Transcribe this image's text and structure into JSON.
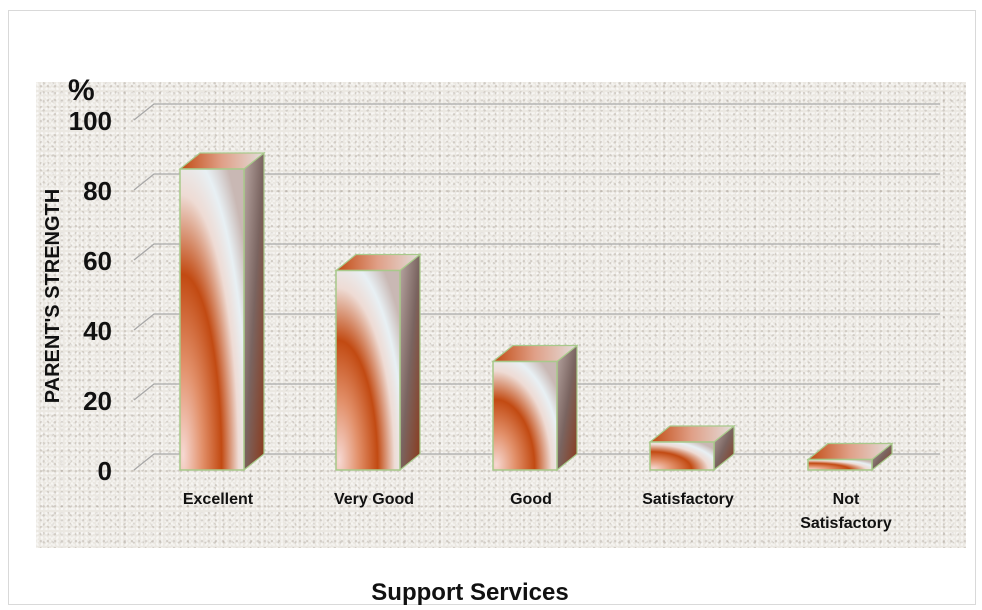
{
  "chart_data": {
    "type": "bar",
    "style": "3d-column",
    "title": "",
    "unit_label": "%",
    "ylabel": "PARENT'S STRENGTH",
    "xlabel": "Support Services",
    "categories": [
      "Excellent",
      "Very Good",
      "Good",
      "Satisfactory",
      "Not Satisfactory"
    ],
    "category_lines": [
      [
        "Excellent"
      ],
      [
        "Very Good"
      ],
      [
        "Good"
      ],
      [
        "Satisfactory"
      ],
      [
        "Not",
        "Satisfactory"
      ]
    ],
    "values": [
      86,
      57,
      31,
      8,
      3
    ],
    "ylim": [
      0,
      100
    ],
    "yticks": [
      0,
      20,
      40,
      60,
      80,
      100
    ],
    "grid": true,
    "legend": "none",
    "colors": {
      "bar_dark": "#c24a12",
      "bar_light": "#f6d8d2",
      "bar_mid": "#e8f0f4",
      "bar_outline": "#a8c98a",
      "side_dark": "#7a6460",
      "side_light": "#d8d2d0",
      "grid": "#a7a7a7",
      "plot_background": "#ebe8e2"
    }
  }
}
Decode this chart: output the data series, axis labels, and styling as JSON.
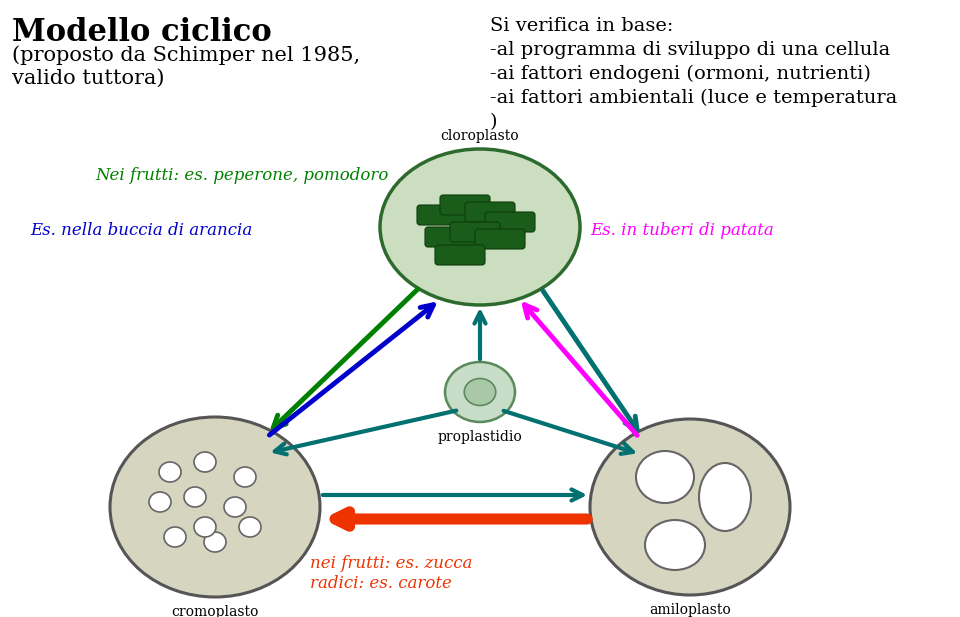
{
  "bg_color": "#ffffff",
  "title_line1": "Modello ciclico",
  "title_line2": "(proposto da Schimper nel 1985,",
  "title_line3": "valido tuttora)",
  "right_text_lines": [
    "Si verifica in base:",
    "-al programma di sviluppo di una cellula",
    "-ai fattori endogeni (ormoni, nutrienti)",
    "-ai fattori ambientali (luce e temperatura",
    ")"
  ],
  "label_cloroplasto": "cloroplasto",
  "label_proplastidio": "proplastidio",
  "label_cromoplasto": "cromoplasto",
  "label_amiloplasto": "amiloplasto",
  "label_nei_frutti": "Nei frutti: es. peperone, pomodoro",
  "label_buccia": "Es. nella buccia di arancia",
  "label_tuberi": "Es. in tuberi di patata",
  "label_bottom1": "nei frutti: es. zucca",
  "label_bottom2": "radici: es. carote",
  "color_teal": "#007070",
  "color_green_arrow": "#008000",
  "color_blue_arrow": "#0000CC",
  "color_magenta": "#FF00FF",
  "color_orange_red": "#EE3300",
  "color_label_green": "#008000",
  "color_label_blue": "#0000CC",
  "color_label_magenta": "#FF00FF",
  "color_label_orange_red": "#EE3300"
}
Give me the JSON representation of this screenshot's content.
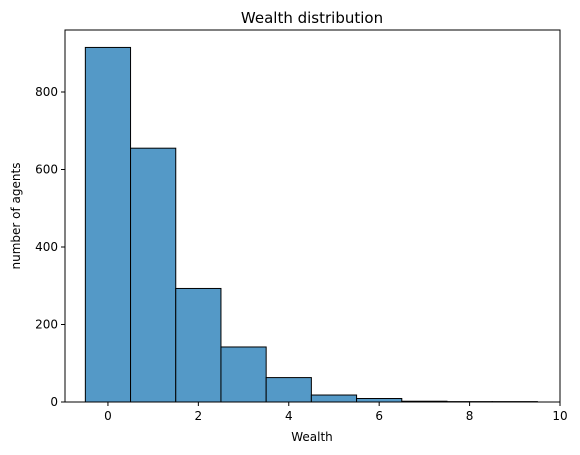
{
  "chart_data": {
    "type": "bar",
    "title": "Wealth distribution",
    "xlabel": "Wealth",
    "ylabel": "number of agents",
    "bin_edges": [
      -0.5,
      0.5,
      1.5,
      2.5,
      3.5,
      4.5,
      5.5,
      6.5,
      7.5,
      8.5,
      9.5
    ],
    "values": [
      915,
      655,
      293,
      142,
      63,
      18,
      9,
      2,
      1,
      1
    ],
    "xlim": [
      -0.95,
      10
    ],
    "ylim": [
      0,
      960
    ],
    "xticks": [
      0,
      2,
      4,
      6,
      8,
      10
    ],
    "xtick_labels": [
      "0",
      "2",
      "4",
      "6",
      "8",
      "10"
    ],
    "yticks": [
      0,
      200,
      400,
      600,
      800
    ],
    "ytick_labels": [
      "0",
      "200",
      "400",
      "600",
      "800"
    ],
    "bar_color": "#5499c7",
    "edge_color": "#000000",
    "grid": false,
    "legend": "none"
  }
}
====
» **Task details**:
Quote the listing above in full, except for the pictures.

» **Written solution**:
Transcribe this image's text and structure into JSON.
{
  "chart_data": {
    "type": "bar",
    "style": "3d-column",
    "title": "",
    "unit_label": "%",
    "ylabel": "PARENT'S STRENGTH",
    "xlabel": "Support Services",
    "categories": [
      "Excellent",
      "Very Good",
      "Good",
      "Satisfactory",
      "Not Satisfactory"
    ],
    "category_lines": [
      [
        "Excellent"
      ],
      [
        "Very Good"
      ],
      [
        "Good"
      ],
      [
        "Satisfactory"
      ],
      [
        "Not",
        "Satisfactory"
      ]
    ],
    "values": [
      86,
      57,
      31,
      8,
      3
    ],
    "ylim": [
      0,
      100
    ],
    "yticks": [
      0,
      20,
      40,
      60,
      80,
      100
    ],
    "grid": true,
    "legend": "none",
    "colors": {
      "bar_dark": "#c24a12",
      "bar_light": "#f6d8d2",
      "bar_mid": "#e8f0f4",
      "bar_outline": "#a8c98a",
      "side_dark": "#7a6460",
      "side_light": "#d8d2d0",
      "grid": "#a7a7a7",
      "plot_background": "#ebe8e2"
    }
  }
}
Decode this chart: output the data series, axis labels, and styling as JSON.
{
  "bg_color": "#ffffff",
  "title_line1": "Modello ciclico",
  "title_line2": "(proposto da Schimper nel 1985,",
  "title_line3": "valido tuttora)",
  "right_text_lines": [
    "Si verifica in base:",
    "-al programma di sviluppo di una cellula",
    "-ai fattori endogeni (ormoni, nutrienti)",
    "-ai fattori ambientali (luce e temperatura",
    ")"
  ],
  "label_cloroplasto": "cloroplasto",
  "label_proplastidio": "proplastidio",
  "label_cromoplasto": "cromoplasto",
  "label_amiloplasto": "amiloplasto",
  "label_nei_frutti": "Nei frutti: es. peperone, pomodoro",
  "label_buccia": "Es. nella buccia di arancia",
  "label_tuberi": "Es. in tuberi di patata",
  "label_bottom1": "nei frutti: es. zucca",
  "label_bottom2": "radici: es. carote",
  "color_teal": "#007070",
  "color_green_arrow": "#008000",
  "color_blue_arrow": "#0000CC",
  "color_magenta": "#FF00FF",
  "color_orange_red": "#EE3300",
  "color_label_green": "#008000",
  "color_label_blue": "#0000CC",
  "color_label_magenta": "#FF00FF",
  "color_label_orange_red": "#EE3300"
}
Give me the JSON representation of this screenshot's content.
{
  "chart_data": {
    "type": "bar",
    "title": "Wealth distribution",
    "xlabel": "Wealth",
    "ylabel": "number of agents",
    "bin_edges": [
      -0.5,
      0.5,
      1.5,
      2.5,
      3.5,
      4.5,
      5.5,
      6.5,
      7.5,
      8.5,
      9.5
    ],
    "values": [
      915,
      655,
      293,
      142,
      63,
      18,
      9,
      2,
      1,
      1
    ],
    "xlim": [
      -0.95,
      10
    ],
    "ylim": [
      0,
      960
    ],
    "xticks": [
      0,
      2,
      4,
      6,
      8,
      10
    ],
    "xtick_labels": [
      "0",
      "2",
      "4",
      "6",
      "8",
      "10"
    ],
    "yticks": [
      0,
      200,
      400,
      600,
      800
    ],
    "ytick_labels": [
      "0",
      "200",
      "400",
      "600",
      "800"
    ],
    "bar_color": "#5499c7",
    "edge_color": "#000000",
    "grid": false,
    "legend": "none"
  }
}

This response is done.